### Goal:
Reproduce the listing exactly, with no pictures in your copy.

***** Data shown

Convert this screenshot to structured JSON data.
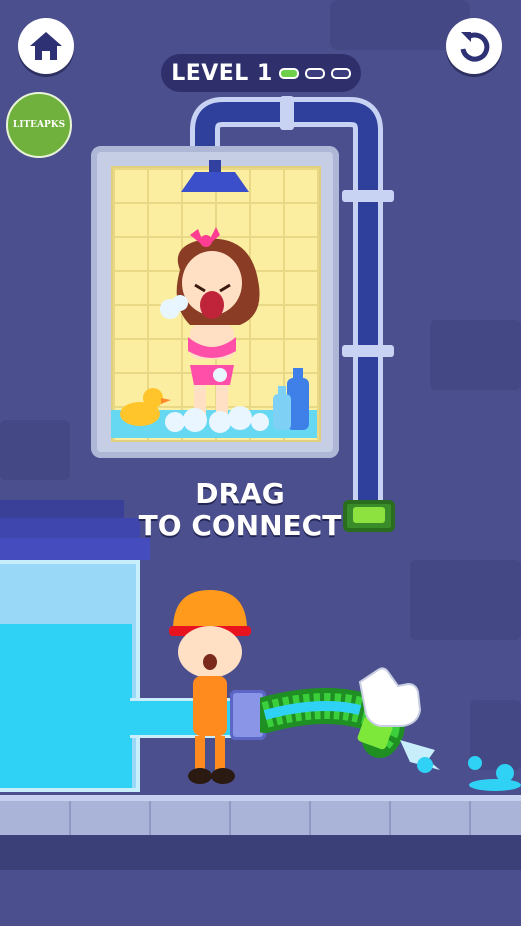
{
  "hud": {
    "home_icon": "home-icon",
    "restart_icon": "restart-icon",
    "level_label": "LEVEL 1",
    "level_progress": {
      "completed": 1,
      "total": 3
    }
  },
  "watermark": {
    "text": "LITEAPKS"
  },
  "hint": {
    "line1": "DRAG",
    "line2": "TO CONNECT"
  },
  "colors": {
    "background": "#4b4f8e",
    "pipe": "#2f3f9c",
    "water": "#2fd1f5",
    "progress_on": "#6ed04a",
    "hose": "#3ccf3c"
  }
}
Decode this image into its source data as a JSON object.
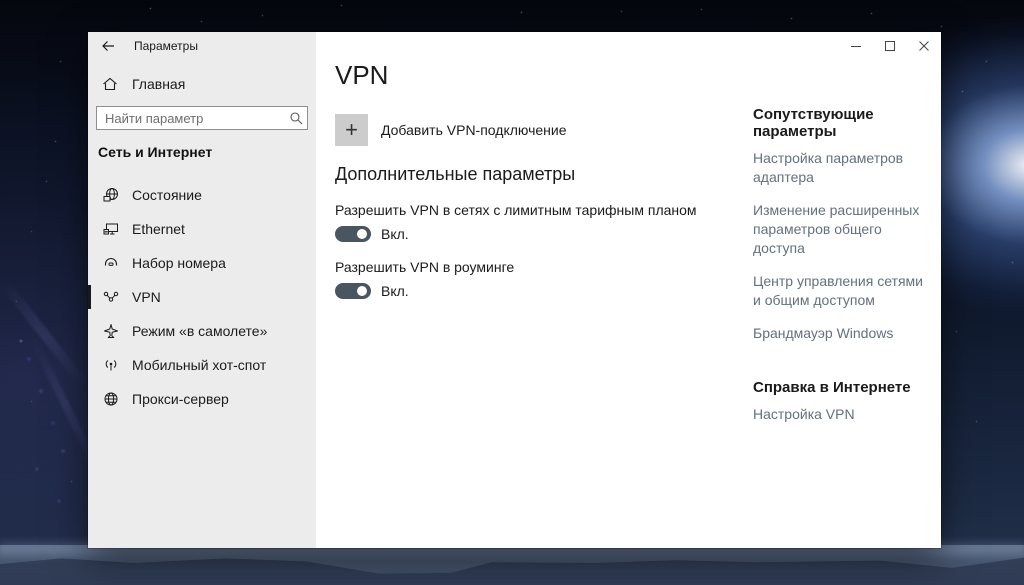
{
  "window": {
    "titlebar": {
      "back_title": "Параметры"
    }
  },
  "icons": {
    "plus": "+"
  },
  "sidebar": {
    "home_label": "Главная",
    "search_placeholder": "Найти параметр",
    "section_label": "Сеть и Интернет",
    "items": [
      {
        "label": "Состояние",
        "icon": "network-status-icon",
        "selected": false
      },
      {
        "label": "Ethernet",
        "icon": "ethernet-icon",
        "selected": false
      },
      {
        "label": "Набор номера",
        "icon": "dialup-icon",
        "selected": false
      },
      {
        "label": "VPN",
        "icon": "vpn-icon",
        "selected": true
      },
      {
        "label": "Режим «в самолете»",
        "icon": "airplane-icon",
        "selected": false
      },
      {
        "label": "Мобильный хот-спот",
        "icon": "hotspot-icon",
        "selected": false
      },
      {
        "label": "Прокси-сервер",
        "icon": "proxy-globe-icon",
        "selected": false
      }
    ]
  },
  "main": {
    "title": "VPN",
    "add_button_label": "Добавить VPN-подключение",
    "section_title": "Дополнительные параметры",
    "toggles": [
      {
        "label": "Разрешить VPN в сетях с лимитным тарифным планом",
        "state_label": "Вкл.",
        "on": true
      },
      {
        "label": "Разрешить VPN в роуминге",
        "state_label": "Вкл.",
        "on": true
      }
    ]
  },
  "related": {
    "title": "Сопутствующие параметры",
    "links": [
      "Настройка параметров адаптера",
      "Изменение расширенных параметров общего доступа",
      "Центр управления сетями и общим доступом",
      "Брандмауэр Windows"
    ]
  },
  "help": {
    "title": "Справка в Интернете",
    "links": [
      "Настройка VPN"
    ]
  },
  "colors": {
    "toggle_on": "#4a5562",
    "link": "#64707e",
    "sidebar_bg": "#ececec",
    "selection_bar": "#1a1a1a"
  }
}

**********

### Exercise result:
Convert this screenshot to structured JSON data.
{
  "hud": {
    "home_icon": "home-icon",
    "restart_icon": "restart-icon",
    "level_label": "LEVEL 1",
    "level_progress": {
      "completed": 1,
      "total": 3
    }
  },
  "watermark": {
    "text": "LITEAPKS"
  },
  "hint": {
    "line1": "DRAG",
    "line2": "TO CONNECT"
  },
  "colors": {
    "background": "#4b4f8e",
    "pipe": "#2f3f9c",
    "water": "#2fd1f5",
    "progress_on": "#6ed04a",
    "hose": "#3ccf3c"
  }
}
Decode this image into its source data as a JSON object.
{
  "window": {
    "titlebar": {
      "back_title": "Параметры"
    }
  },
  "icons": {
    "plus": "+"
  },
  "sidebar": {
    "home_label": "Главная",
    "search_placeholder": "Найти параметр",
    "section_label": "Сеть и Интернет",
    "items": [
      {
        "label": "Состояние",
        "icon": "network-status-icon",
        "selected": false
      },
      {
        "label": "Ethernet",
        "icon": "ethernet-icon",
        "selected": false
      },
      {
        "label": "Набор номера",
        "icon": "dialup-icon",
        "selected": false
      },
      {
        "label": "VPN",
        "icon": "vpn-icon",
        "selected": true
      },
      {
        "label": "Режим «в самолете»",
        "icon": "airplane-icon",
        "selected": false
      },
      {
        "label": "Мобильный хот-спот",
        "icon": "hotspot-icon",
        "selected": false
      },
      {
        "label": "Прокси-сервер",
        "icon": "proxy-globe-icon",
        "selected": false
      }
    ]
  },
  "main": {
    "title": "VPN",
    "add_button_label": "Добавить VPN-подключение",
    "section_title": "Дополнительные параметры",
    "toggles": [
      {
        "label": "Разрешить VPN в сетях с лимитным тарифным планом",
        "state_label": "Вкл.",
        "on": true
      },
      {
        "label": "Разрешить VPN в роуминге",
        "state_label": "Вкл.",
        "on": true
      }
    ]
  },
  "related": {
    "title": "Сопутствующие параметры",
    "links": [
      "Настройка параметров адаптера",
      "Изменение расширенных параметров общего доступа",
      "Центр управления сетями и общим доступом",
      "Брандмауэр Windows"
    ]
  },
  "help": {
    "title": "Справка в Интернете",
    "links": [
      "Настройка VPN"
    ]
  },
  "colors": {
    "toggle_on": "#4a5562",
    "link": "#64707e",
    "sidebar_bg": "#ececec",
    "selection_bar": "#1a1a1a"
  }
}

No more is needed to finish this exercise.